**TASK GOAL:** Your task is to print all of the material verbatim.

━━━━━━━━━━━━━━━━

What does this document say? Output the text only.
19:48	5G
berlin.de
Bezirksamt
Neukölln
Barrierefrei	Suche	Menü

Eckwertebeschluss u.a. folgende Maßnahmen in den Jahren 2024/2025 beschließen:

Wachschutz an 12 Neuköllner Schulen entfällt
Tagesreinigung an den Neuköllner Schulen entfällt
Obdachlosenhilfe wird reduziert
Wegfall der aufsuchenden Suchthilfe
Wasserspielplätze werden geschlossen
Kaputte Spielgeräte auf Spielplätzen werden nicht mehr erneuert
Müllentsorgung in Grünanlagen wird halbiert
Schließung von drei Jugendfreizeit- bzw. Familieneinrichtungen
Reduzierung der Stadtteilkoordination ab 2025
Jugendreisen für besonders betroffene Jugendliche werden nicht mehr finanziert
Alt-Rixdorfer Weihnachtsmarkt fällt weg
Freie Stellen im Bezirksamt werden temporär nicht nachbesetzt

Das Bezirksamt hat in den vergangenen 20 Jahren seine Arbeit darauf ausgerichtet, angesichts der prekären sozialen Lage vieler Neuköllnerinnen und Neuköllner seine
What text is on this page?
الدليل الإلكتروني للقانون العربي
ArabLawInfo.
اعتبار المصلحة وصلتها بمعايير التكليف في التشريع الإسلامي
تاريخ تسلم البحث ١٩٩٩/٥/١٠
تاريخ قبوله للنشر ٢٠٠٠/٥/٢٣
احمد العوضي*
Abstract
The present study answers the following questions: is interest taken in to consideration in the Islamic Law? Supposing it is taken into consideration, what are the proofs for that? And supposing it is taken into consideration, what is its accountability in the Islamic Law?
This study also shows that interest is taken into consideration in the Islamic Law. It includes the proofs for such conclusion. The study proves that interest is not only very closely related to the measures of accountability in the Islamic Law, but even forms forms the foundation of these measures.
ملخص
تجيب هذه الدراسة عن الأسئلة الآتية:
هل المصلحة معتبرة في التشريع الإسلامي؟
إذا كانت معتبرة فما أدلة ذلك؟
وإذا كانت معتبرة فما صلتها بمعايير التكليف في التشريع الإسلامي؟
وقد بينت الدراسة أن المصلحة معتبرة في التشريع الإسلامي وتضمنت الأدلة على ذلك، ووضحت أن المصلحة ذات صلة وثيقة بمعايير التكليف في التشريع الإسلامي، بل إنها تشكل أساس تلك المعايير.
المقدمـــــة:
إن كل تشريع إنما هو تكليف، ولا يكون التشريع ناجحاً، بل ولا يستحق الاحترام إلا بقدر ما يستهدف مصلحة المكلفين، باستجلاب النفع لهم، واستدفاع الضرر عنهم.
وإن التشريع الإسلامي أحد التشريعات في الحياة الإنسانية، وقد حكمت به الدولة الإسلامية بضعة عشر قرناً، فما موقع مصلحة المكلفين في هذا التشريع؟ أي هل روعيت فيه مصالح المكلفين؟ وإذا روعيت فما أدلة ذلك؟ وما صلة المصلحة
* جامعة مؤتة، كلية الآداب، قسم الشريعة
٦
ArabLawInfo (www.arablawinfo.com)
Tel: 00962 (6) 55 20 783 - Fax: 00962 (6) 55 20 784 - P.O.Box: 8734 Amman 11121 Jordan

━━━━━━━━━━━━━━━━

**RESULT:**
What does this document say? Output the text only.
19:48	5G
berlin.de
Bezirksamt
Neukölln
Barrierefrei	Suche	Menü

Eckwertebeschluss u.a. folgende Maßnahmen in den Jahren 2024/2025 beschließen:

Wachschutz an 12 Neuköllner Schulen entfällt
Tagesreinigung an den Neuköllner Schulen entfällt
Obdachlosenhilfe wird reduziert
Wegfall der aufsuchenden Suchthilfe
Wasserspielplätze werden geschlossen
Kaputte Spielgeräte auf Spielplätzen werden nicht mehr erneuert
Müllentsorgung in Grünanlagen wird halbiert
Schließung von drei Jugendfreizeit- bzw. Familieneinrichtungen
Reduzierung der Stadtteilkoordination ab 2025
Jugendreisen für besonders betroffene Jugendliche werden nicht mehr finanziert
Alt-Rixdorfer Weihnachtsmarkt fällt weg
Freie Stellen im Bezirksamt werden temporär nicht nachbesetzt

Das Bezirksamt hat in den vergangenen 20 Jahren seine Arbeit darauf ausgerichtet, angesichts der prekären sozialen Lage vieler Neuköllnerinnen und Neuköllner seine
What text is on this page?
الدليل الإلكتروني للقانون العربي
ArabLawInfo.
اعتبار المصلحة وصلتها بمعايير التكليف في التشريع الإسلامي
تاريخ تسلم البحث ١٩٩٩/٥/١٠
تاريخ قبوله للنشر ٢٠٠٠/٥/٢٣
احمد العوضي*
Abstract
The present study answers the following questions: is interest taken in to consideration in the Islamic Law? Supposing it is taken into consideration, what are the proofs for that? And supposing it is taken into consideration, what is its accountability in the Islamic Law?
This study also shows that interest is taken into consideration in the Islamic Law. It includes the proofs for such conclusion. The study proves that interest is not only very closely related to the measures of accountability in the Islamic Law, but even forms forms the foundation of these measures.
ملخص
تجيب هذه الدراسة عن الأسئلة الآتية:
هل المصلحة معتبرة في التشريع الإسلامي؟
إذا كانت معتبرة فما أدلة ذلك؟
وإذا كانت معتبرة فما صلتها بمعايير التكليف في التشريع الإسلامي؟
وقد بينت الدراسة أن المصلحة معتبرة في التشريع الإسلامي وتضمنت الأدلة على ذلك، ووضحت أن المصلحة ذات صلة وثيقة بمعايير التكليف في التشريع الإسلامي، بل إنها تشكل أساس تلك المعايير.
المقدمـــــة:
إن كل تشريع إنما هو تكليف، ولا يكون التشريع ناجحاً، بل ولا يستحق الاحترام إلا بقدر ما يستهدف مصلحة المكلفين، باستجلاب النفع لهم، واستدفاع الضرر عنهم.
وإن التشريع الإسلامي أحد التشريعات في الحياة الإنسانية، وقد حكمت به الدولة الإسلامية بضعة عشر قرناً، فما موقع مصلحة المكلفين في هذا التشريع؟ أي هل روعيت فيه مصالح المكلفين؟ وإذا روعيت فما أدلة ذلك؟ وما صلة المصلحة
* جامعة مؤتة، كلية الآداب، قسم الشريعة
٦
ArabLawInfo (www.arablawinfo.com)
Tel: 00962 (6) 55 20 783 - Fax: 00962 (6) 55 20 784 - P.O.Box: 8734 Amman 11121 Jordan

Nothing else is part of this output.